▸ **Tarefa proposta 1**:
Devolva, sem nenhuma alteração, as linhas dos registros que vão do início deles até a linha que contém "symbols-button[interactable]: Ω Дополнительные", incluindo essa linha.

▸ **Trecho selecionado**:
Brasil perde chance de lucrar com falta de gás na Europa por falta de infraestrutura; entenda
Com o inverno no Hemisfério Norte começando hoje aumentam-se as preocupações com o agravamento da escassez energética na Europa.
Apesar do êxito em preencher cerca 90% das reservas de gás natural, assegurando para este inverno um suprimento estável, líderes da União Europeia não parecem convictos de que esse cenário se repita no ano que vem.
Dada a necessidade de reabastecimento no médio-prazo, produtores de gás natural liquefeito (GNL) estão posicionados para se beneficiar do mercado de combustível altamente inflacionado na Europa.
O Brasil, apesar de possuir reservas de gás com alto potencial de exploração, não é considerado é um exportador relevante, o que retira das companhias aqui alocadas a possibilidade de competir com países do norte da África, o Catar e o próprio Estados Unidos.
Segundo Pedro Rodrigues, sócio e diretor do Centro Brasileiro de Infraestrutura (CBIE), a ausência do Brasil na arena mundial é motivada pela falta histórica de ifraestrutura adequada para o transporte de GLN.
O diretor explica que “a exportação de gás é um processo mais dificultoso que o do petróleo, sendo necessário facilities específicas, como plantas de liquefação hoje amplamente ausentes”.
“Nem que as empresas quisessem, a custosa infraestrutura produtiva não seria construída a tempo de atender o mercado europeu nesse momento”, completa.
Compõe o cenário desenhado por Pedro Rodrigues o ‘desperdício’ de cerca de 70 milhões de metros cúbicos de gás natural diariamente, que são reinjetados pela Petrobras (PETR4) nos poços offshore para aumentar o fator de recuperação destes campos.

▸ **Dados armazenados**:
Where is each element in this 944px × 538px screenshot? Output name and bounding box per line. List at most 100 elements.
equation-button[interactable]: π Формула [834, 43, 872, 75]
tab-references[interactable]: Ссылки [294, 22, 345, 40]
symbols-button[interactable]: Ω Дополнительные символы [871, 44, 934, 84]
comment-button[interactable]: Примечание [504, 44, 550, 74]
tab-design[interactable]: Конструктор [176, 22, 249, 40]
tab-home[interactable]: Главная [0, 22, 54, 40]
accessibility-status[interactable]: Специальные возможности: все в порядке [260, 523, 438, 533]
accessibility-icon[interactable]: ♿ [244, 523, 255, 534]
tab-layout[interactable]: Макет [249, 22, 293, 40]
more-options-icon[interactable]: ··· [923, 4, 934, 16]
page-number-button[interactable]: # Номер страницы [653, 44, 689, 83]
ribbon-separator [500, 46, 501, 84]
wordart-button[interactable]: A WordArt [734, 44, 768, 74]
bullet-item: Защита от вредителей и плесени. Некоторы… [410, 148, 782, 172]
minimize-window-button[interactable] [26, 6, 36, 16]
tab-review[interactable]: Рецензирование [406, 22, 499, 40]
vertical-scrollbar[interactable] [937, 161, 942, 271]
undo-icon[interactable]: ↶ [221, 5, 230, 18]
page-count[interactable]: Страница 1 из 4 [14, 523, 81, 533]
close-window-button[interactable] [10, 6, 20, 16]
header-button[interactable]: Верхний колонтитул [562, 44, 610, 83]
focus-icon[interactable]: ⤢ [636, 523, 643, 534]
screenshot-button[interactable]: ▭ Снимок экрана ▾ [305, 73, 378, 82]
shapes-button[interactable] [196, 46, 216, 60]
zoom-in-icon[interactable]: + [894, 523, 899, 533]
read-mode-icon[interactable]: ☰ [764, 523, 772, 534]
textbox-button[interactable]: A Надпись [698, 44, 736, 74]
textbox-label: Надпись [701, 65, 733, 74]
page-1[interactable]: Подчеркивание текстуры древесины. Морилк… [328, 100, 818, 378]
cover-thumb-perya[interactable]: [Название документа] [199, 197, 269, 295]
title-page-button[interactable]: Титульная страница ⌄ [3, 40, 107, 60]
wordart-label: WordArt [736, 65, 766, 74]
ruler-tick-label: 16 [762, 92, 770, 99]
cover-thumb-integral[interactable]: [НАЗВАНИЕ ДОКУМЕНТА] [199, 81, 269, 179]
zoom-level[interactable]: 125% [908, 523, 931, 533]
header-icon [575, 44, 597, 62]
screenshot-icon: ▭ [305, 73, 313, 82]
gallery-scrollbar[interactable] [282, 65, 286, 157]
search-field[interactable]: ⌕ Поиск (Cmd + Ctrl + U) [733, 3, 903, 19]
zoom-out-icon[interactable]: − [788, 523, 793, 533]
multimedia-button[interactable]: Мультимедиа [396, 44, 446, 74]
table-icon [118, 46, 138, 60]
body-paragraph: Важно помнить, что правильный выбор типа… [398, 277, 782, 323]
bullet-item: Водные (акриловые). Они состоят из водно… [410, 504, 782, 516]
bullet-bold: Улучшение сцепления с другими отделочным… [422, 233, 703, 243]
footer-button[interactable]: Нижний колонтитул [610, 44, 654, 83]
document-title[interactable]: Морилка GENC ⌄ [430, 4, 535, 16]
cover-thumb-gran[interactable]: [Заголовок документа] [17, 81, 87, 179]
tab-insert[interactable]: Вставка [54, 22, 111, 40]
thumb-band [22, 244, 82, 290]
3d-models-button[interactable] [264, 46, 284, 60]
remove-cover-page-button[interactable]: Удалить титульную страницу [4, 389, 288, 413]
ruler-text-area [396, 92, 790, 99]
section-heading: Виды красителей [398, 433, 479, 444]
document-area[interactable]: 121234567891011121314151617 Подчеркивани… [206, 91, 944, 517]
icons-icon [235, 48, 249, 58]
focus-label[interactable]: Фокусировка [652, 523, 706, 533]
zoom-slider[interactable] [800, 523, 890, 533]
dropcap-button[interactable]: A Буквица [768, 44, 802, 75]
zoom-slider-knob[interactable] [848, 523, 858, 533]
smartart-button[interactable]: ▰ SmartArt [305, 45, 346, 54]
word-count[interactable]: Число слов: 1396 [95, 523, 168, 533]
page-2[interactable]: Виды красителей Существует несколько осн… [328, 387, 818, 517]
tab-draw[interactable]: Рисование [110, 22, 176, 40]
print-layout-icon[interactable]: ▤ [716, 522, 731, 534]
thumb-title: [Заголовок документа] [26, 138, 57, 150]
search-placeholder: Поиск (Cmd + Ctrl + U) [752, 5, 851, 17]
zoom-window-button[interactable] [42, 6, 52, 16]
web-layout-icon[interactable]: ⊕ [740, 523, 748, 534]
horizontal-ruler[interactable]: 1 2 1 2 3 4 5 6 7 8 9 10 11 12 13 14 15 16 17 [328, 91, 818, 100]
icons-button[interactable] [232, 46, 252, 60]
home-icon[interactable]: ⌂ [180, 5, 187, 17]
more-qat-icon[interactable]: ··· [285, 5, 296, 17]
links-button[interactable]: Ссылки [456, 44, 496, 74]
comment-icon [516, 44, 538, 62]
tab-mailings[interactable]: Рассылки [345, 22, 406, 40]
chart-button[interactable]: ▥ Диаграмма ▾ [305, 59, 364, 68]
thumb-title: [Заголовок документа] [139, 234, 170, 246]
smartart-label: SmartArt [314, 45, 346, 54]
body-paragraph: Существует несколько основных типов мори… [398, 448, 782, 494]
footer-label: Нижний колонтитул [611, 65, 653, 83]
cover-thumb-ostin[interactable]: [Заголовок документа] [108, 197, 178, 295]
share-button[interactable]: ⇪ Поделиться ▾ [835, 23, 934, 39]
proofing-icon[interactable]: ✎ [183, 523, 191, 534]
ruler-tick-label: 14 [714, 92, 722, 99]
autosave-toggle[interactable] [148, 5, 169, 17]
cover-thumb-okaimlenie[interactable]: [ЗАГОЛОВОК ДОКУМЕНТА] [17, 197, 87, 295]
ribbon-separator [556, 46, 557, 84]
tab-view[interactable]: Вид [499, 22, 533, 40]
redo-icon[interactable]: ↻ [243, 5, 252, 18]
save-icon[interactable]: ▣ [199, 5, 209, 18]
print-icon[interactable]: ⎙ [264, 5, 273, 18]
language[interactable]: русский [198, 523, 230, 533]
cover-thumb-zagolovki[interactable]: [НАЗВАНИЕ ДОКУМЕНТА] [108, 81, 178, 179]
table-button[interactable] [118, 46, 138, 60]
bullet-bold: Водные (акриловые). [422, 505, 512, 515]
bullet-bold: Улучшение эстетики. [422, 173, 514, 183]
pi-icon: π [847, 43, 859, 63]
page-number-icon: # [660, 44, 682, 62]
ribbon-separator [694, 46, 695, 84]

▸ **Tarefa proposta 2**:
Segundo o texto sobre o gás na Europa, que volume de gás natural a Petrobras reinjeta diariamente nos poços offshore?

▸ **Solução 1**:
Where is each element in this 944px × 538px screenshot? Output name and bounding box per line. List at most 100 elements.
equation-button[interactable]: π Формула [834, 43, 872, 75]
tab-references[interactable]: Ссылки [294, 22, 345, 40]
symbols-button[interactable]: Ω Дополнительные символы [871, 44, 934, 84]

▸ **Solução 2**:
Cerca de 70 milhões de metros cúbicos por dia.